[Data lines]
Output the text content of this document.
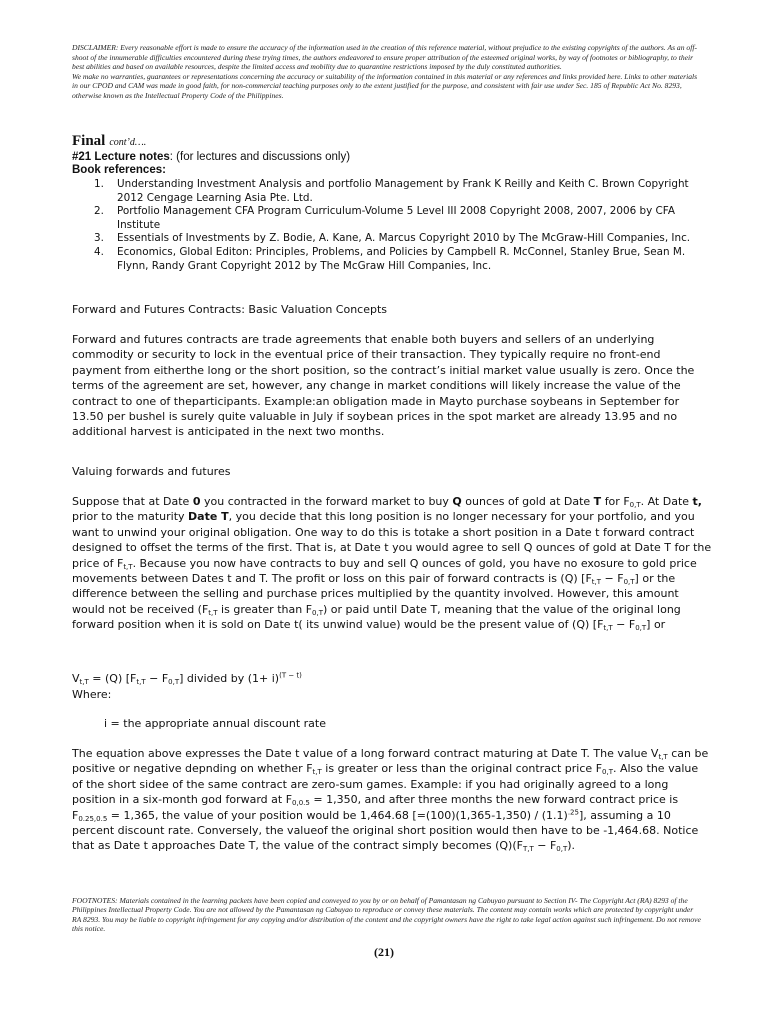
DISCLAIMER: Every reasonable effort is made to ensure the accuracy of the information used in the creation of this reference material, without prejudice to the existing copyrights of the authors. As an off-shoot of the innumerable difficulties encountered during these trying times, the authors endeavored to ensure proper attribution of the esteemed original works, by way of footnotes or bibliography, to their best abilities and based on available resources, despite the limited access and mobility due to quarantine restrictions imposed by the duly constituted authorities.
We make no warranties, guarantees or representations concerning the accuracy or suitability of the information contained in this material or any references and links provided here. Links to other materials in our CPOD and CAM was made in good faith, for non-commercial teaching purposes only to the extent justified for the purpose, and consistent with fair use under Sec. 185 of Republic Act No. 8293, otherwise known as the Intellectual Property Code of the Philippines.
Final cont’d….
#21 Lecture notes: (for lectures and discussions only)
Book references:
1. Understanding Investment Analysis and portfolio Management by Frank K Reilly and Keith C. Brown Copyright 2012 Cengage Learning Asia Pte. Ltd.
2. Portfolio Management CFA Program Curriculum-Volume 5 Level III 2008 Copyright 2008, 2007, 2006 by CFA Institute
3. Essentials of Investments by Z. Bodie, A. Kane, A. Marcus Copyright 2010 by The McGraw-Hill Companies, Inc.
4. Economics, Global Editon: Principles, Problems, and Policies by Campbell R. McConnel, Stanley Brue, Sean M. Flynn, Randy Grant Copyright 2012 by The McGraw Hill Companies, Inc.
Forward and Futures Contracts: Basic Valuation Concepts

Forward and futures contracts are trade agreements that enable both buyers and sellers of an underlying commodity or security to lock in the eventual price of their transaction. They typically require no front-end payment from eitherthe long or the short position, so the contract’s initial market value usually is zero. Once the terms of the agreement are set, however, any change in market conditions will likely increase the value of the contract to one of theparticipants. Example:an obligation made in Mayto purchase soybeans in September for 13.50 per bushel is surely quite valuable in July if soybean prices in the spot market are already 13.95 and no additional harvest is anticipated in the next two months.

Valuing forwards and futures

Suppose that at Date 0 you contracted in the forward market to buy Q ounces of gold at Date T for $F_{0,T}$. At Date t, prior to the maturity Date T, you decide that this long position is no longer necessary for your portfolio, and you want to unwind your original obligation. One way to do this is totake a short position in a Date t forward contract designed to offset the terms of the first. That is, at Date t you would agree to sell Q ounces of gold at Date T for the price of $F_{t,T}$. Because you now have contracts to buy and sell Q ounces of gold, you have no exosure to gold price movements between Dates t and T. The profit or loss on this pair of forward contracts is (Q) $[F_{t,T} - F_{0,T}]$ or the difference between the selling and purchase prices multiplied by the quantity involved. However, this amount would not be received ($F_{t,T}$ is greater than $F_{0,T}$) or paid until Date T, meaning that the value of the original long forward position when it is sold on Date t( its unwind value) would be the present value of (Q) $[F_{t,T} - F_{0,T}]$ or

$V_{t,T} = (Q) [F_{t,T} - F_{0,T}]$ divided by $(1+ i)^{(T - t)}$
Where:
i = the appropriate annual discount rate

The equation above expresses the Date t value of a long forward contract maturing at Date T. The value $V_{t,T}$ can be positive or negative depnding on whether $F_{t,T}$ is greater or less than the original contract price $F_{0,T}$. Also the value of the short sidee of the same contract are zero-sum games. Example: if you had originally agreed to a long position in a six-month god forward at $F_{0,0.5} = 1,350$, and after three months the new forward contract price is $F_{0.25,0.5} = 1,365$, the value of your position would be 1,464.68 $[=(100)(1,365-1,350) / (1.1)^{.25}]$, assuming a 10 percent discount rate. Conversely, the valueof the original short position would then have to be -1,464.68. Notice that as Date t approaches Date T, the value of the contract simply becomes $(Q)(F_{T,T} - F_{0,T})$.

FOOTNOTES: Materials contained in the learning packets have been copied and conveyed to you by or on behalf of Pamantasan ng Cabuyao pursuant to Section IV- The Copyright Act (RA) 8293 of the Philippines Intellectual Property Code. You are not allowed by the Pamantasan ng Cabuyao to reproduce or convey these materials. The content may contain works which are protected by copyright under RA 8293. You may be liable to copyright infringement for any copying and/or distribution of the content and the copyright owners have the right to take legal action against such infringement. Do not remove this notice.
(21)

--

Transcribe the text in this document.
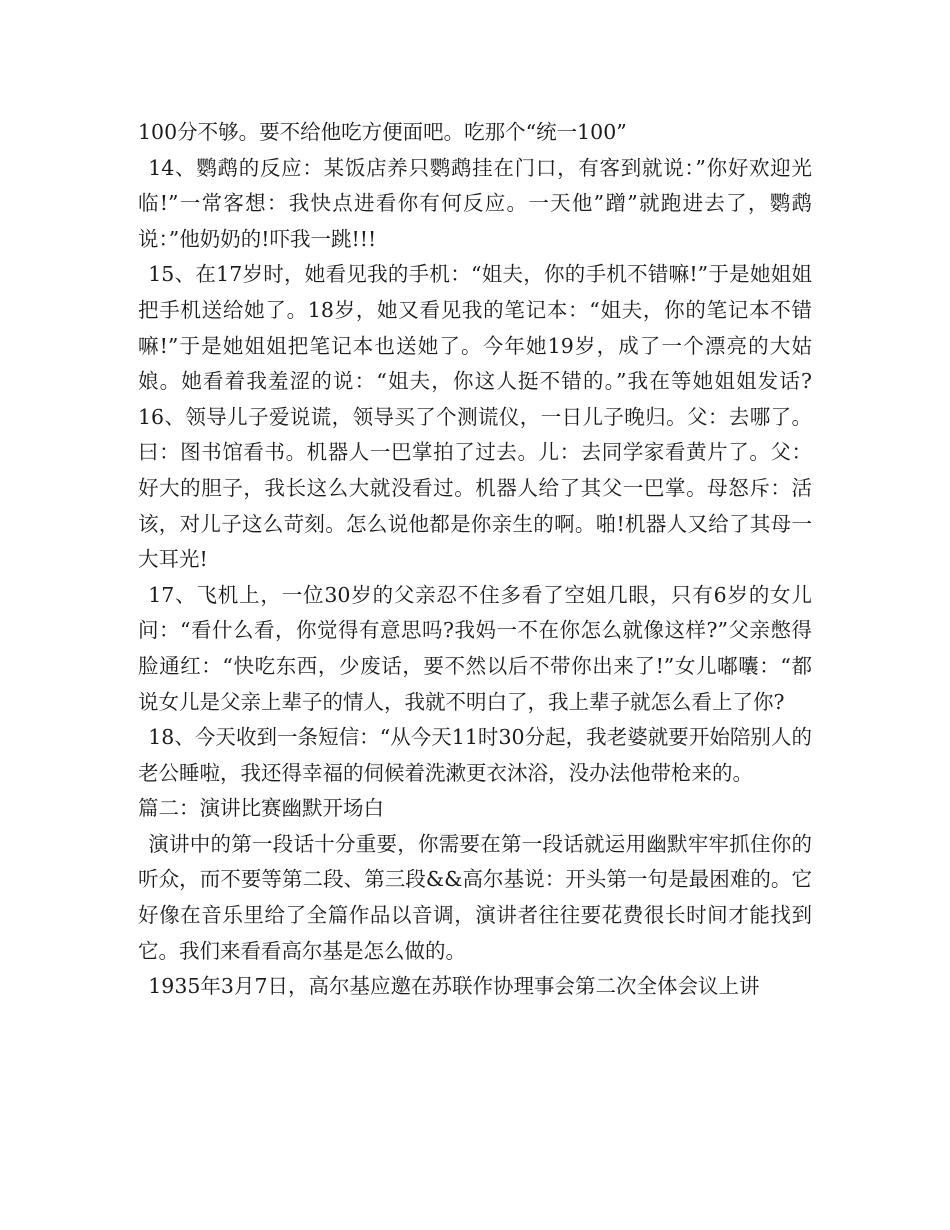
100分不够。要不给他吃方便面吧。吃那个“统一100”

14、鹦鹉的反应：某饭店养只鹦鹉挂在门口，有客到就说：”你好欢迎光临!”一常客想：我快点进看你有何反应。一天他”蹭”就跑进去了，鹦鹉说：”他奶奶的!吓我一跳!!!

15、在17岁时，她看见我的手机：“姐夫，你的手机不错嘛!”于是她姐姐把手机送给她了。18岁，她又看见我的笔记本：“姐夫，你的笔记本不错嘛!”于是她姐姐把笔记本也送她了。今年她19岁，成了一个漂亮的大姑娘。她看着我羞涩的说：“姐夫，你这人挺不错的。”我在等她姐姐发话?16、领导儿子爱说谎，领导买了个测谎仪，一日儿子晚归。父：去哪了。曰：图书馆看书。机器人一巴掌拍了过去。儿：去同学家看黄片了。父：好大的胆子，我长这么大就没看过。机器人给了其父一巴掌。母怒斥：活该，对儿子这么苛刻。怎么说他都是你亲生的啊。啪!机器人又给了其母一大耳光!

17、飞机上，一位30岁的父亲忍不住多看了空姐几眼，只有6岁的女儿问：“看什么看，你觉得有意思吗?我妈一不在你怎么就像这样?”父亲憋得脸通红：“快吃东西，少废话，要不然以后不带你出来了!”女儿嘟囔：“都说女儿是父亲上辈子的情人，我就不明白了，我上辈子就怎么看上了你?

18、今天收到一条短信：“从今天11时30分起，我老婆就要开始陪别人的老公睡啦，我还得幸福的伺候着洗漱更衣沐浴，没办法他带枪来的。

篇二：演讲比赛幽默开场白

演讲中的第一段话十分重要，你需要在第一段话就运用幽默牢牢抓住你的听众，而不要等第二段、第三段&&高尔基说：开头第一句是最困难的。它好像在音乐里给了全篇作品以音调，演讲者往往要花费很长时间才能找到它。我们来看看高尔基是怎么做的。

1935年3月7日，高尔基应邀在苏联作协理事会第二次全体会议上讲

[Problem to work on] Pick out and copy every line that contains the word "content".

[Task result]
Output the text content of this document.
FOOTNOTES: Materials contained in the learning packets have been copied and conveyed to you by or on behalf of Pamantasan ng Cabuyao pursuant to Section IV- The Copyright Act (RA) 8293 of the Philippines Intellectual Property Code. You are not allowed by the Pamantasan ng Cabuyao to reproduce or convey these materials. The content may contain works which are protected by copyright under RA 8293. You may be liable to copyright infringement for any copying and/or distribution of the content and the copyright owners have the right to take legal action against such infringement. Do not remove this notice.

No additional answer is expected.